• **Work to do**:
From the listing below, extract every line containing "cadres".

[Extracted records]
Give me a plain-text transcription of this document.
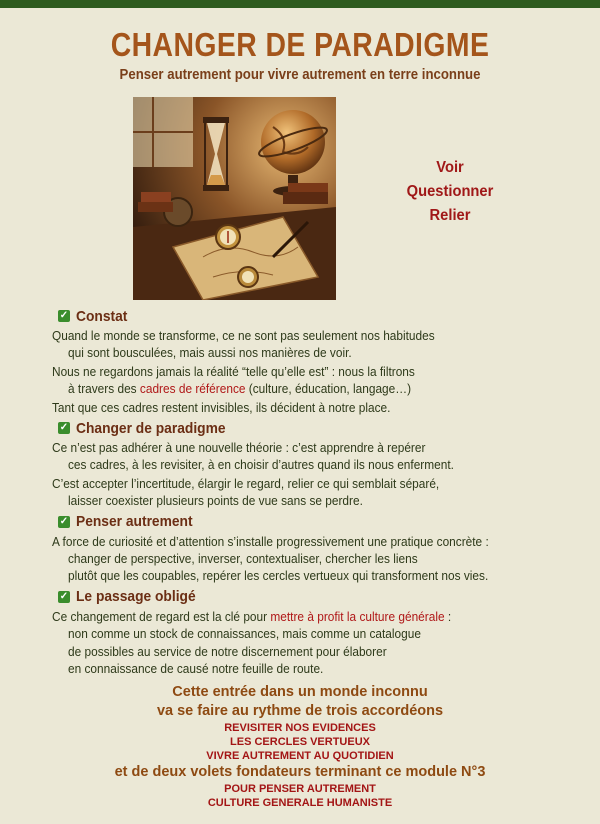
CHANGER DE PARADIGME
Penser autrement pour vivre autrement en terre inconnue
Voir
Questionner
Relier
✓ Constat

Quand le monde se transforme, ce ne sont pas seulement nos habitudes
qui sont bousculées, mais aussi nos manières de voir.

Nous ne regardons jamais la réalité “telle qu’elle est” : nous la filtrons
à travers des cadres de référence (culture, éducation, langage…)

Tant que ces cadres restent invisibles, ils décident à notre place.

✓ Changer de paradigme

Ce n’est pas adhérer à une nouvelle théorie : c’est apprendre à repérer
ces cadres, à les revisiter, à en choisir d’autres quand ils nous enferment.

C’est accepter l’incertitude, élargir le regard, relier ce qui semblait séparé,
laisser coexister plusieurs points de vue sans se perdre.

✓ Penser autrement

A force de curiosité et d’attention s’installe progressivement une pratique concrète :
changer de perspective, inverser, contextualiser, chercher les liens
plutôt que les coupables, repérer les cercles vertueux qui transforment nos vies.

✓ Le passage obligé

Ce changement de regard est la clé pour mettre à profit la culture générale :
non comme un stock de connaissances, mais comme un catalogue
de possibles au service de notre discernement pour élaborer
en connaissance de causé notre feuille de route.

Cette entrée dans un monde inconnu
va se faire au rythme de trois accordéons
REVISITER NOS EVIDENCES
LES CERCLES VERTUEUX
VIVRE AUTREMENT AU QUOTIDIEN
et de deux volets fondateurs terminant ce module N°3
POUR PENSER AUTREMENT
CULTURE GENERALE HUMANISTE
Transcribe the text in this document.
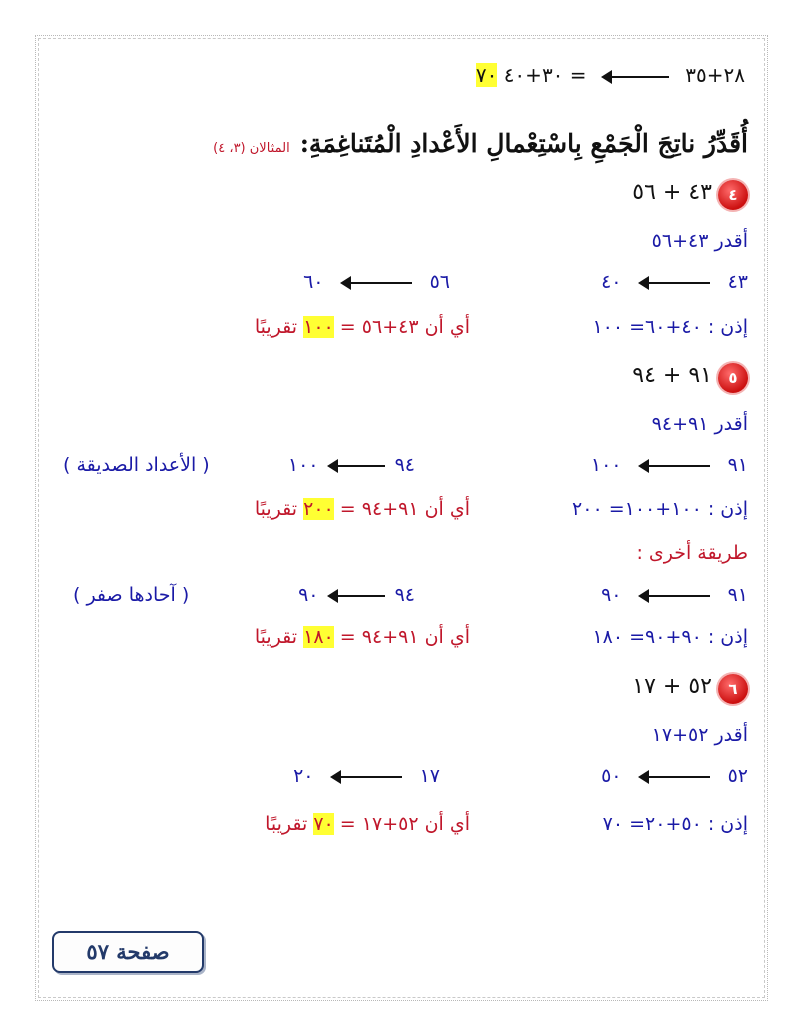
٢٨+٣٥  = ٣٠+٤٠ ٧٠
أُقَدِّرُ ناتِجَ الْجَمْعِ بِاسْتِعْمالِ الأَعْدادِ الْمُتَناغِمَةِ:المثالان (٣، ٤)
٤
٤٣ + ٥٦
أقدر ٤٣+٥٦
٤٣  ٤٠
٥٦  ٦٠
إذن : ٤٠+٦٠= ١٠٠
أي أن ٤٣+٥٦ = ١٠٠ تقريبًا
٥
٩١ + ٩٤
أقدر ٩١+٩٤
٩١  ١٠٠
٩٤  ١٠٠
( الأعداد الصديقة )
إذن : ١٠٠+١٠٠= ٢٠٠
أي أن ٩١+٩٤ = ٢٠٠ تقريبًا
طريقة أخرى :
٩١  ٩٠
٩٤  ٩٠
( آحادها صفر )
إذن : ٩٠+٩٠= ١٨٠
أي أن ٩١+٩٤ = ١٨٠ تقريبًا
٦
٥٢ + ١٧
أقدر ٥٢+١٧
٥٢  ٥٠
١٧  ٢٠
إذن : ٥٠+٢٠= ٧٠
أي أن ٥٢+١٧ = ٧٠ تقريبًا
صفحة ٥٧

• **Exercise response**:
à travers des cadres de référence (culture, éducation, langage…)
Tant que ces cadres restent invisibles, ils décident à notre place.
ces cadres, à les revisiter, à en choisir d’autres quand ils nous enferment.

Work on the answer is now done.